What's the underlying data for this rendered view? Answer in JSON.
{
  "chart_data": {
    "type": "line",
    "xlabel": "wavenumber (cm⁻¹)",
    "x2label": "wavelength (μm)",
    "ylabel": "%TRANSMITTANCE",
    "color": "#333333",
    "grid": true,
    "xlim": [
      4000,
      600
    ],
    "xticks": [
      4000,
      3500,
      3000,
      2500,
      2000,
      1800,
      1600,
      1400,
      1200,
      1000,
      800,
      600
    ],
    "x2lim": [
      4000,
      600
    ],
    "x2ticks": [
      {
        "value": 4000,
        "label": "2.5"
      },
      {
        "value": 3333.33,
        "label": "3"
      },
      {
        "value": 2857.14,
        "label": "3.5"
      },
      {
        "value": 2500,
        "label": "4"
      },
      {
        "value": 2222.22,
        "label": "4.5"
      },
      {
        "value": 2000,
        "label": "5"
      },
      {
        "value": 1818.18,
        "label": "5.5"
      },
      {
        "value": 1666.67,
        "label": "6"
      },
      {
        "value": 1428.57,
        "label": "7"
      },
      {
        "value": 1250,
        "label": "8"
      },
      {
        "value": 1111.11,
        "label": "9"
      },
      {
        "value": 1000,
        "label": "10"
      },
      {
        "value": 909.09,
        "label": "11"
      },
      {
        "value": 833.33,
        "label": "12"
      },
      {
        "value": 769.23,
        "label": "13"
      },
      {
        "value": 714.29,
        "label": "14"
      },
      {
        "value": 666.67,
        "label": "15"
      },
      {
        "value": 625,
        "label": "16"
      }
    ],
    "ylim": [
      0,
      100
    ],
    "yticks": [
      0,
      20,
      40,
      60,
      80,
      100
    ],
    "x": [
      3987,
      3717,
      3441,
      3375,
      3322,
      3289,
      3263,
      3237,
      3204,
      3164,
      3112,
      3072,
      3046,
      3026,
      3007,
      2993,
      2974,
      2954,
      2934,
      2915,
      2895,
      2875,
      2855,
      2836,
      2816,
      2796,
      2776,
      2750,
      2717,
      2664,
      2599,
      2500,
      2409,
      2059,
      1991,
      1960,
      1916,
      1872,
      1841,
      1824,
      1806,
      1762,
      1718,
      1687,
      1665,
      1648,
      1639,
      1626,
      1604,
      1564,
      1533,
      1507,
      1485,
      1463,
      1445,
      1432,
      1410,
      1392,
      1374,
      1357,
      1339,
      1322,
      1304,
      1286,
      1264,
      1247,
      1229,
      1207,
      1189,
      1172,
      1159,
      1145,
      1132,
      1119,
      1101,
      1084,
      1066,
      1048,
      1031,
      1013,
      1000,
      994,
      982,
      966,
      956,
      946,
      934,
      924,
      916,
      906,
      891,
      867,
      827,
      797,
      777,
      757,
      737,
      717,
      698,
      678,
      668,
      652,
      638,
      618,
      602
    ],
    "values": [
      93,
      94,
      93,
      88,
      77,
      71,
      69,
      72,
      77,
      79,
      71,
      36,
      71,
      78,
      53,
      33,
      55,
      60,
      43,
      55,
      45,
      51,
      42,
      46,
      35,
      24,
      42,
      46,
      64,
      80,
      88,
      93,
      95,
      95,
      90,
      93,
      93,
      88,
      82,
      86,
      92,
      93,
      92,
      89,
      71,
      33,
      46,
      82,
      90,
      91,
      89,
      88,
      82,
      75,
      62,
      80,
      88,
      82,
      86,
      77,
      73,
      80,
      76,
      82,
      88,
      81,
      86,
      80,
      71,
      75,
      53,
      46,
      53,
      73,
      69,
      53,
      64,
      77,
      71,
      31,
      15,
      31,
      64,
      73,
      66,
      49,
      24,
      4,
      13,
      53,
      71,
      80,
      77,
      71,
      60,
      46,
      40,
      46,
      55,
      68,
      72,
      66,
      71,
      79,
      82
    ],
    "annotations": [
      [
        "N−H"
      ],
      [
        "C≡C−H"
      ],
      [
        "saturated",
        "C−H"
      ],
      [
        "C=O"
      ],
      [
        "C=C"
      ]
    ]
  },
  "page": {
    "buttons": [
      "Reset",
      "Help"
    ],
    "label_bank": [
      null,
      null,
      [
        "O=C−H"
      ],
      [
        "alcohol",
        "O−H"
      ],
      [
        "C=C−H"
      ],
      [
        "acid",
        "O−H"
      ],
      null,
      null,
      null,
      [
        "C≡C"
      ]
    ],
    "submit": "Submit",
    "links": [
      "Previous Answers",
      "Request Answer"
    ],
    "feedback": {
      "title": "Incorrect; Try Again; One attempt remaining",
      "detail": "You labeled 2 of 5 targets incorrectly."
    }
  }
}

=======

TASK INSTRUCTIONS: All of the entries above must be quoted exactly.

REPLY TO THE EXERCISE:
What's the underlying data for this rendered view? Answer in JSON.
{
  "chart_data": {
    "type": "line",
    "xlabel": "wavenumber (cm⁻¹)",
    "x2label": "wavelength (μm)",
    "ylabel": "%TRANSMITTANCE",
    "color": "#333333",
    "grid": true,
    "xlim": [
      4000,
      600
    ],
    "xticks": [
      4000,
      3500,
      3000,
      2500,
      2000,
      1800,
      1600,
      1400,
      1200,
      1000,
      800,
      600
    ],
    "x2lim": [
      4000,
      600
    ],
    "x2ticks": [
      {
        "value": 4000,
        "label": "2.5"
      },
      {
        "value": 3333.33,
        "label": "3"
      },
      {
        "value": 2857.14,
        "label": "3.5"
      },
      {
        "value": 2500,
        "label": "4"
      },
      {
        "value": 2222.22,
        "label": "4.5"
      },
      {
        "value": 2000,
        "label": "5"
      },
      {
        "value": 1818.18,
        "label": "5.5"
      },
      {
        "value": 1666.67,
        "label": "6"
      },
      {
        "value": 1428.57,
        "label": "7"
      },
      {
        "value": 1250,
        "label": "8"
      },
      {
        "value": 1111.11,
        "label": "9"
      },
      {
        "value": 1000,
        "label": "10"
      },
      {
        "value": 909.09,
        "label": "11"
      },
      {
        "value": 833.33,
        "label": "12"
      },
      {
        "value": 769.23,
        "label": "13"
      },
      {
        "value": 714.29,
        "label": "14"
      },
      {
        "value": 666.67,
        "label": "15"
      },
      {
        "value": 625,
        "label": "16"
      }
    ],
    "ylim": [
      0,
      100
    ],
    "yticks": [
      0,
      20,
      40,
      60,
      80,
      100
    ],
    "x": [
      3987,
      3717,
      3441,
      3375,
      3322,
      3289,
      3263,
      3237,
      3204,
      3164,
      3112,
      3072,
      3046,
      3026,
      3007,
      2993,
      2974,
      2954,
      2934,
      2915,
      2895,
      2875,
      2855,
      2836,
      2816,
      2796,
      2776,
      2750,
      2717,
      2664,
      2599,
      2500,
      2409,
      2059,
      1991,
      1960,
      1916,
      1872,
      1841,
      1824,
      1806,
      1762,
      1718,
      1687,
      1665,
      1648,
      1639,
      1626,
      1604,
      1564,
      1533,
      1507,
      1485,
      1463,
      1445,
      1432,
      1410,
      1392,
      1374,
      1357,
      1339,
      1322,
      1304,
      1286,
      1264,
      1247,
      1229,
      1207,
      1189,
      1172,
      1159,
      1145,
      1132,
      1119,
      1101,
      1084,
      1066,
      1048,
      1031,
      1013,
      1000,
      994,
      982,
      966,
      956,
      946,
      934,
      924,
      916,
      906,
      891,
      867,
      827,
      797,
      777,
      757,
      737,
      717,
      698,
      678,
      668,
      652,
      638,
      618,
      602
    ],
    "values": [
      93,
      94,
      93,
      88,
      77,
      71,
      69,
      72,
      77,
      79,
      71,
      36,
      71,
      78,
      53,
      33,
      55,
      60,
      43,
      55,
      45,
      51,
      42,
      46,
      35,
      24,
      42,
      46,
      64,
      80,
      88,
      93,
      95,
      95,
      90,
      93,
      93,
      88,
      82,
      86,
      92,
      93,
      92,
      89,
      71,
      33,
      46,
      82,
      90,
      91,
      89,
      88,
      82,
      75,
      62,
      80,
      88,
      82,
      86,
      77,
      73,
      80,
      76,
      82,
      88,
      81,
      86,
      80,
      71,
      75,
      53,
      46,
      53,
      73,
      69,
      53,
      64,
      77,
      71,
      31,
      15,
      31,
      64,
      73,
      66,
      49,
      24,
      4,
      13,
      53,
      71,
      80,
      77,
      71,
      60,
      46,
      40,
      46,
      55,
      68,
      72,
      66,
      71,
      79,
      82
    ],
    "annotations": [
      [
        "N−H"
      ],
      [
        "C≡C−H"
      ],
      [
        "saturated",
        "C−H"
      ],
      [
        "C=O"
      ],
      [
        "C=C"
      ]
    ]
  },
  "page": {
    "buttons": [
      "Reset",
      "Help"
    ],
    "label_bank": [
      null,
      null,
      [
        "O=C−H"
      ],
      [
        "alcohol",
        "O−H"
      ],
      [
        "C=C−H"
      ],
      [
        "acid",
        "O−H"
      ],
      null,
      null,
      null,
      [
        "C≡C"
      ]
    ],
    "submit": "Submit",
    "links": [
      "Previous Answers",
      "Request Answer"
    ],
    "feedback": {
      "title": "Incorrect; Try Again; One attempt remaining",
      "detail": "You labeled 2 of 5 targets incorrectly."
    }
  }
}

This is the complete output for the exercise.